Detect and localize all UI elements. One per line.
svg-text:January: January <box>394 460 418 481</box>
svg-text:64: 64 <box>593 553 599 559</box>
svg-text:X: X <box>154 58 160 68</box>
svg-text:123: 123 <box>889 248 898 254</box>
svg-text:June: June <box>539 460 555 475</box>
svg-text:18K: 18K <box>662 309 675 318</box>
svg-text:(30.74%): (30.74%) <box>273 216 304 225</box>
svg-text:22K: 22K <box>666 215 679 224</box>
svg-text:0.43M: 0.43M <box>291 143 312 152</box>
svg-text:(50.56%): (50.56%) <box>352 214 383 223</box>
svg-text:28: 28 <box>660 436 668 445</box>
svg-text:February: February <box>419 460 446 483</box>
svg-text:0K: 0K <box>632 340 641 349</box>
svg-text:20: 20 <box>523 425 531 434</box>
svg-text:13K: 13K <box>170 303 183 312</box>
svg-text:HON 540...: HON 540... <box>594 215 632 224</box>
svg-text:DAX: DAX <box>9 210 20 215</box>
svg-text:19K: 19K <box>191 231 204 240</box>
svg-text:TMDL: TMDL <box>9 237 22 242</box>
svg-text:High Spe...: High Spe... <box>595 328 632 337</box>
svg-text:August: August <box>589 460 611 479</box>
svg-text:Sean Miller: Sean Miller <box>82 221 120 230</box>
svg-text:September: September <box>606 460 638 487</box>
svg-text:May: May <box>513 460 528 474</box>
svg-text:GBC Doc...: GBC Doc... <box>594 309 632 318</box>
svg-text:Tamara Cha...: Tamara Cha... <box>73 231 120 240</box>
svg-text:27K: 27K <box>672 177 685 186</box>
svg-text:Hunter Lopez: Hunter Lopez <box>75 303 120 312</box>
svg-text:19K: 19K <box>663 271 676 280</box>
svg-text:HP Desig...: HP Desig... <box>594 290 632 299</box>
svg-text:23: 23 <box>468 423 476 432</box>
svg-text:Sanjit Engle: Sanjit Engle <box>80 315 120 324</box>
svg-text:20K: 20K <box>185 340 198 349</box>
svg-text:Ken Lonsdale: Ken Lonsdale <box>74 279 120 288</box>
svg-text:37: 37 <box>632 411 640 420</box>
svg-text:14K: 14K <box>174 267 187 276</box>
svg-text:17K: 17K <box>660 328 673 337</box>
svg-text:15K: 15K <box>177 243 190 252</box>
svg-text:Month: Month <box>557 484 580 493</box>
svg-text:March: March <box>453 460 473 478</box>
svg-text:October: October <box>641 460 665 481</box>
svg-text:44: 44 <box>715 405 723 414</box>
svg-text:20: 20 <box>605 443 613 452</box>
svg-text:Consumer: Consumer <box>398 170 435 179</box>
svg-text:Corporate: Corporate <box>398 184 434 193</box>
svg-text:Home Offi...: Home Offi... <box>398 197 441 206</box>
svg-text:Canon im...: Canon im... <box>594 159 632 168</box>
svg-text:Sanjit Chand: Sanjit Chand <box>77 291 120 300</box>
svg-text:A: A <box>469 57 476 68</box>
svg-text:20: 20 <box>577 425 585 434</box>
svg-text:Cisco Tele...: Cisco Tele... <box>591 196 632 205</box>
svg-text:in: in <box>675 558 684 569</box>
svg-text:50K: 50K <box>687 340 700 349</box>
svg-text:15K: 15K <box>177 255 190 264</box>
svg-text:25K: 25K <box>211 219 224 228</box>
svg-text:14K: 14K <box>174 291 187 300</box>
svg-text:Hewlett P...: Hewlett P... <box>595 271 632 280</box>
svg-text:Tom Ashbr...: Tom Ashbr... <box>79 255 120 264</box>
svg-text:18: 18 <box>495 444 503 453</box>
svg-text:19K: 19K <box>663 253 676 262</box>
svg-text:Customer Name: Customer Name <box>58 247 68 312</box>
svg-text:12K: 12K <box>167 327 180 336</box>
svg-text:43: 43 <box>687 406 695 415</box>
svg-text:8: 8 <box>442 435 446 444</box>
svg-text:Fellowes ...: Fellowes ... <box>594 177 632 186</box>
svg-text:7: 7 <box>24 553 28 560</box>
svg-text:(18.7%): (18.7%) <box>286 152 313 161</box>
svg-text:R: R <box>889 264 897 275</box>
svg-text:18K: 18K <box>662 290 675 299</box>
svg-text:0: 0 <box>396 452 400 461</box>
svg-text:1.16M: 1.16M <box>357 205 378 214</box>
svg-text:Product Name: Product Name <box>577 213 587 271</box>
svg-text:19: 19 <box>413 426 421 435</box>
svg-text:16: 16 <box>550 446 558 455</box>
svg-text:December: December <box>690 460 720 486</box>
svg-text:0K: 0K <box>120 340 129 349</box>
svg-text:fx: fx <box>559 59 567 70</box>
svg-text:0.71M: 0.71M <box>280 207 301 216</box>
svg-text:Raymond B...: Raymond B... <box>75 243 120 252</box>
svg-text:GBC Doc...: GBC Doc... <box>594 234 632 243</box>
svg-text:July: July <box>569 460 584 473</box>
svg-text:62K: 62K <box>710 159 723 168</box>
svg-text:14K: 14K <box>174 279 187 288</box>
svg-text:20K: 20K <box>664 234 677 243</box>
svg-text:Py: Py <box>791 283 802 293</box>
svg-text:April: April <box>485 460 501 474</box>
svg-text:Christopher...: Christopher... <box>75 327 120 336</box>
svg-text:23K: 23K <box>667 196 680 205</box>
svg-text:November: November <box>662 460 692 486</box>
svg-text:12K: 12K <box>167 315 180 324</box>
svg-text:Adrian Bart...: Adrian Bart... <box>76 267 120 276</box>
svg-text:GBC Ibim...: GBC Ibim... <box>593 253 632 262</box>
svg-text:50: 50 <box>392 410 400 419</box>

TASK GOAL |
Please convert each line of all the records into a JSON list of strings, one string per line and no strings for blank lines.

EXERCISE RESPONSE |
[
  "Detect and localize all UI elements. One per line.",
  "svg-text:January: January <box>394 460 418 481</box>",
  "svg-text:64: 64 <box>593 553 599 559</box>",
  "svg-text:X: X <box>154 58 160 68</box>",
  "svg-text:123: 123 <box>889 248 898 254</box>",
  "svg-text:June: June <box>539 460 555 475</box>",
  "svg-text:18K: 18K <box>662 309 675 318</box>",
  "svg-text:(30.74%): (30.74%) <box>273 216 304 225</box>",
  "svg-text:22K: 22K <box>666 215 679 224</box>",
  "svg-text:0.43M: 0.43M <box>291 143 312 152</box>",
  "svg-text:(50.56%): (50.56%) <box>352 214 383 223</box>",
  "svg-text:28: 28 <box>660 436 668 445</box>",
  "svg-text:February: February <box>419 460 446 483</box>",
  "svg-text:0K: 0K <box>632 340 641 349</box>",
  "svg-text:20: 20 <box>523 425 531 434</box>",
  "svg-text:13K: 13K <box>170 303 183 312</box>",
  "svg-text:HON 540...: HON 540... <box>594 215 632 224</box>",
  "svg-text:DAX: DAX <box>9 210 20 215</box>",
  "svg-text:19K: 19K <box>191 231 204 240</box>",
  "svg-text:TMDL: TMDL <box>9 237 22 242</box>",
  "svg-text:High Spe...: High Spe... <box>595 328 632 337</box>",
  "svg-text:August: August <box>589 460 611 479</box>",
  "svg-text:Sean Miller: Sean Miller <box>82 221 120 230</box>",
  "svg-text:September: September <box>606 460 638 487</box>",
  "svg-text:May: May <box>513 460 528 474</box>",
  "svg-text:GBC Doc...: GBC Doc... <box>594 309 632 318</box>",
  "svg-text:Tamara Cha...: Tamara Cha... <box>73 231 120 240</box>",
  "svg-text:27K: 27K <box>672 177 685 186</box>",
  "svg-text:Hunter Lopez: Hunter Lopez <box>75 303 120 312</box>",
  "svg-text:19K: 19K <box>663 271 676 280</box>",
  "svg-text:HP Desig...: HP Desig... <box>594 290 632 299</box>",
  "svg-text:23: 23 <box>468 423 476 432</box>",
  "svg-text:Sanjit Engle: Sanjit Engle <box>80 315 120 324</box>",
  "svg-text:20K: 20K <box>185 340 198 349</box>",
  "svg-text:Ken Lonsdale: Ken Lonsdale <box>74 279 120 288</box>",
  "svg-text:37: 37 <box>632 411 640 420</box>",
  "svg-text:14K: 14K <box>174 267 187 276</box>",
  "svg-text:17K: 17K <box>660 328 673 337</box>",
  "svg-text:15K: 15K <box>177 243 190 252</box>",
  "svg-text:Month: Month <box>557 484 580 493</box>",
  "svg-text:March: March <box>453 460 473 478</box>",
  "svg-text:October: October <box>641 460 665 481</box>",
  "svg-text:44: 44 <box>715 405 723 414</box>",
  "svg-text:20: 20 <box>605 443 613 452</box>",
  "svg-text:Consumer: Consumer <box>398 170 435 179</box>",
  "svg-text:Corporate: Corporate <box>398 184 434 193</box>",
  "svg-text:Home Offi...: Home Offi... <box>398 197 441 206</box>",
  "svg-text:Canon im...: Canon im... <box>594 159 632 168</box>",
  "svg-text:Sanjit Chand: Sanjit Chand <box>77 291 120 300</box>",
  "svg-text:A: A <box>469 57 476 68</box>",
  "svg-text:20: 20 <box>577 425 585 434</box>",
  "svg-text:Cisco Tele...: Cisco Tele... <box>591 196 632 205</box>",
  "svg-text:in: in <box>675 558 684 569</box>",
  "svg-text:50K: 50K <box>687 340 700 349</box>",
  "svg-text:15K: 15K <box>177 255 190 264</box>",
  "svg-text:25K: 25K <box>211 219 224 228</box>",
  "svg-text:14K: 14K <box>174 291 187 300</box>",
  "svg-text:Hewlett P...: Hewlett P... <box>595 271 632 280</box>",
  "svg-text:Tom Ashbr...: Tom Ashbr... <box>79 255 120 264</box>",
  "svg-text:18: 18 <box>495 444 503 453</box>",
  "svg-text:19K: 19K <box>663 253 676 262</box>",
  "svg-text:Customer Name: Customer Name <box>58 247 68 312</box>",
  "svg-text:12K: 12K <box>167 327 180 336</box>",
  "svg-text:43: 43 <box>687 406 695 415</box>",
  "svg-text:8: 8 <box>442 435 446 444</box>",
  "svg-text:Fellowes ...: Fellowes ... <box>594 177 632 186</box>",
  "svg-text:7: 7 <box>24 553 28 560</box>",
  "svg-text:(18.7%): (18.7%) <box>286 152 313 161</box>",
  "svg-text:R: R <box>889 264 897 275</box>",
  "svg-text:18K: 18K <box>662 290 675 299</box>",
  "svg-text:0: 0 <box>396 452 400 461</box>",
  "svg-text:1.16M: 1.16M <box>357 205 378 214</box>",
  "svg-text:Product Name: Product Name <box>577 213 587 271</box>",
  "svg-text:19: 19 <box>413 426 421 435</box>",
  "svg-text:16: 16 <box>550 446 558 455</box>",
  "svg-text:December: December <box>690 460 720 486</box>",
  "svg-text:0K: 0K <box>120 340 129 349</box>",
  "svg-text:fx: fx <box>559 59 567 70</box>",
  "svg-text:0.71M: 0.71M <box>280 207 301 216</box>",
  "svg-text:Raymond B...: Raymond B... <box>75 243 120 252</box>",
  "svg-text:GBC Doc...: GBC Doc... <box>594 234 632 243</box>",
  "svg-text:July: July <box>569 460 584 473</box>",
  "svg-text:62K: 62K <box>710 159 723 168</box>",
  "svg-text:14K: 14K <box>174 279 187 288</box>",
  "svg-text:20K: 20K <box>664 234 677 243</box>",
  "svg-text:Py: Py <box>791 283 802 293</box>",
  "svg-text:April: April <box>485 460 501 474</box>",
  "svg-text:Christopher...: Christopher... <box>75 327 120 336</box>",
  "svg-text:23K: 23K <box>667 196 680 205</box>",
  "svg-text:November: November <box>662 460 692 486</box>",
  "svg-text:12K: 12K <box>167 315 180 324</box>",
  "svg-text:Adrian Bart...: Adrian Bart... <box>76 267 120 276</box>",
  "svg-text:GBC Ibim...: GBC Ibim... <box>593 253 632 262</box>",
  "svg-text:50: 50 <box>392 410 400 419</box>"
]